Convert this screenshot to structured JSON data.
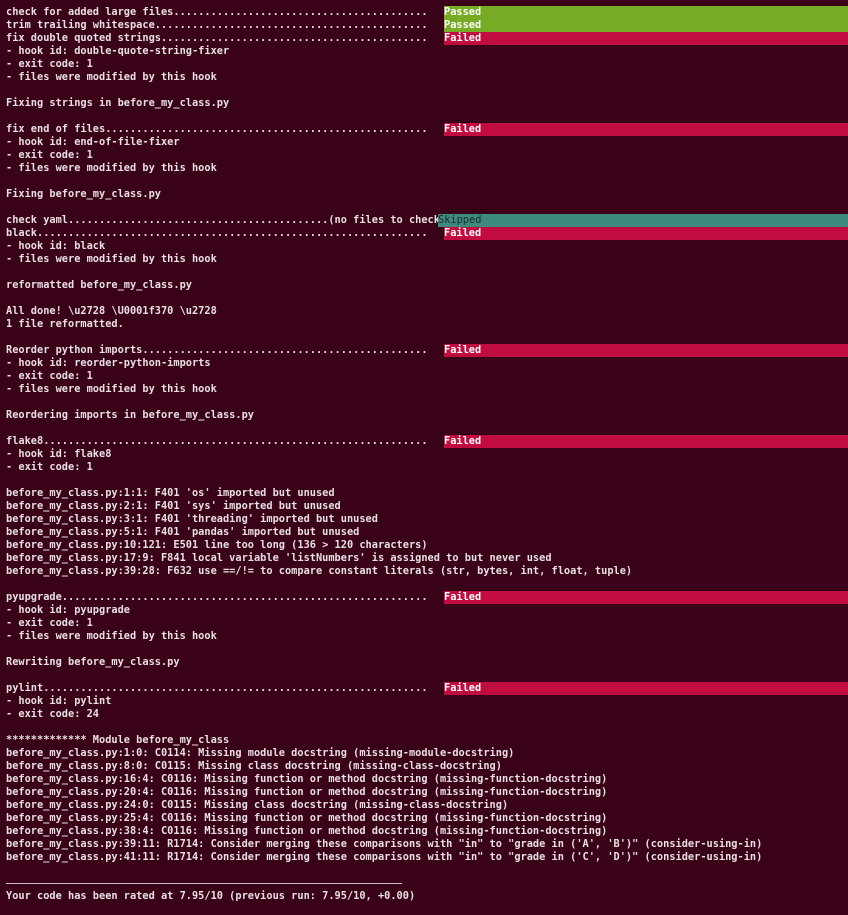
{
  "terminal": {
    "colors": {
      "background": "#3a0218",
      "text": "#e8e0e2",
      "passed": "#76ab23",
      "failed": "#c00c3f",
      "skipped": "#3d8a7e"
    },
    "hooks": [
      {
        "name": "check for added large files.........................................",
        "status": "Passed"
      },
      {
        "name": "trim trailing whitespace............................................",
        "status": "Passed"
      },
      {
        "name": "fix double quoted strings...........................................",
        "status": "Failed",
        "details": [
          "- hook id: double-quote-string-fixer",
          "- exit code: 1",
          "- files were modified by this hook"
        ],
        "output": [
          "Fixing strings in before_my_class.py"
        ]
      },
      {
        "name": "fix end of files....................................................",
        "status": "Failed",
        "details": [
          "- hook id: end-of-file-fixer",
          "- exit code: 1",
          "- files were modified by this hook"
        ],
        "output": [
          "Fixing before_my_class.py"
        ]
      },
      {
        "name": "check yaml..........................................(no files to check)",
        "status": "Skipped"
      },
      {
        "name": "black...............................................................",
        "status": "Failed",
        "details": [
          "- hook id: black",
          "- files were modified by this hook"
        ],
        "output": [
          "reformatted before_my_class.py",
          "",
          "All done! \\u2728 \\U0001f370 \\u2728",
          "1 file reformatted."
        ]
      },
      {
        "name": "Reorder python imports..............................................",
        "status": "Failed",
        "details": [
          "- hook id: reorder-python-imports",
          "- exit code: 1",
          "- files were modified by this hook"
        ],
        "output": [
          "Reordering imports in before_my_class.py"
        ]
      },
      {
        "name": "flake8..............................................................",
        "status": "Failed",
        "details": [
          "- hook id: flake8",
          "- exit code: 1"
        ],
        "output": [
          "before_my_class.py:1:1: F401 'os' imported but unused",
          "before_my_class.py:2:1: F401 'sys' imported but unused",
          "before_my_class.py:3:1: F401 'threading' imported but unused",
          "before_my_class.py:5:1: F401 'pandas' imported but unused",
          "before_my_class.py:10:121: E501 line too long (136 > 120 characters)",
          "before_my_class.py:17:9: F841 local variable 'listNumbers' is assigned to but never used",
          "before_my_class.py:39:28: F632 use ==/!= to compare constant literals (str, bytes, int, float, tuple)"
        ]
      },
      {
        "name": "pyupgrade...........................................................",
        "status": "Failed",
        "details": [
          "- hook id: pyupgrade",
          "- exit code: 1",
          "- files were modified by this hook"
        ],
        "output": [
          "Rewriting before_my_class.py"
        ]
      },
      {
        "name": "pylint..............................................................",
        "status": "Failed",
        "details": [
          "- hook id: pylint",
          "- exit code: 24"
        ],
        "output": [
          "************* Module before_my_class",
          "before_my_class.py:1:0: C0114: Missing module docstring (missing-module-docstring)",
          "before_my_class.py:8:0: C0115: Missing class docstring (missing-class-docstring)",
          "before_my_class.py:16:4: C0116: Missing function or method docstring (missing-function-docstring)",
          "before_my_class.py:20:4: C0116: Missing function or method docstring (missing-function-docstring)",
          "before_my_class.py:24:0: C0115: Missing class docstring (missing-class-docstring)",
          "before_my_class.py:25:4: C0116: Missing function or method docstring (missing-function-docstring)",
          "before_my_class.py:38:4: C0116: Missing function or method docstring (missing-function-docstring)",
          "before_my_class.py:39:11: R1714: Consider merging these comparisons with \"in\" to \"grade in ('A', 'B')\" (consider-using-in)",
          "before_my_class.py:41:11: R1714: Consider merging these comparisons with \"in\" to \"grade in ('C', 'D')\" (consider-using-in)"
        ],
        "rating": "Your code has been rated at 7.95/10 (previous run: 7.95/10, +0.00)"
      }
    ]
  }
}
::::
Task directions:
Find the word "consider" in the records and pull out each line that has it.

Solution:
          "before_my_class.py:39:11: R1714: Consider merging these comparisons with \"in\" to \"grade in ('A', 'B')\" (consider-using-in)",
          "before_my_class.py:41:11: R1714: Consider merging these comparisons with \"in\" to \"grade in ('C', 'D')\" (consider-using-in)"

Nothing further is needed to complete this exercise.